STATED PROBLEM
Print the listing below in its entirety, character for character.

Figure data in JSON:
◇ ◇ ◇ ◇ ◇ ◇ ◇
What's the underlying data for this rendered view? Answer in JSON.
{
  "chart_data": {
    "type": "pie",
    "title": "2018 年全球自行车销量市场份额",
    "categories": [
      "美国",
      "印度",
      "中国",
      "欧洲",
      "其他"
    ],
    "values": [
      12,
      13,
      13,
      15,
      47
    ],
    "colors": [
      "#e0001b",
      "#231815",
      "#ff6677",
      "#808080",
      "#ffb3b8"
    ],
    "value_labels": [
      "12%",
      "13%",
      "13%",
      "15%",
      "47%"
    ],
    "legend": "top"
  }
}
◇ ◇ ◇ ◇ ◇ ◇ ◇
EXERCISE RESPONSE
What's the underlying data for this rendered view? Answer in JSON.
{
  "chart_data": {
    "type": "pie",
    "title": "2018 年全球自行车销量市场份额",
    "categories": [
      "美国",
      "印度",
      "中国",
      "欧洲",
      "其他"
    ],
    "values": [
      12,
      13,
      13,
      15,
      47
    ],
    "colors": [
      "#e0001b",
      "#231815",
      "#ff6677",
      "#808080",
      "#ffb3b8"
    ],
    "value_labels": [
      "12%",
      "13%",
      "13%",
      "15%",
      "47%"
    ],
    "legend": "top"
  }
}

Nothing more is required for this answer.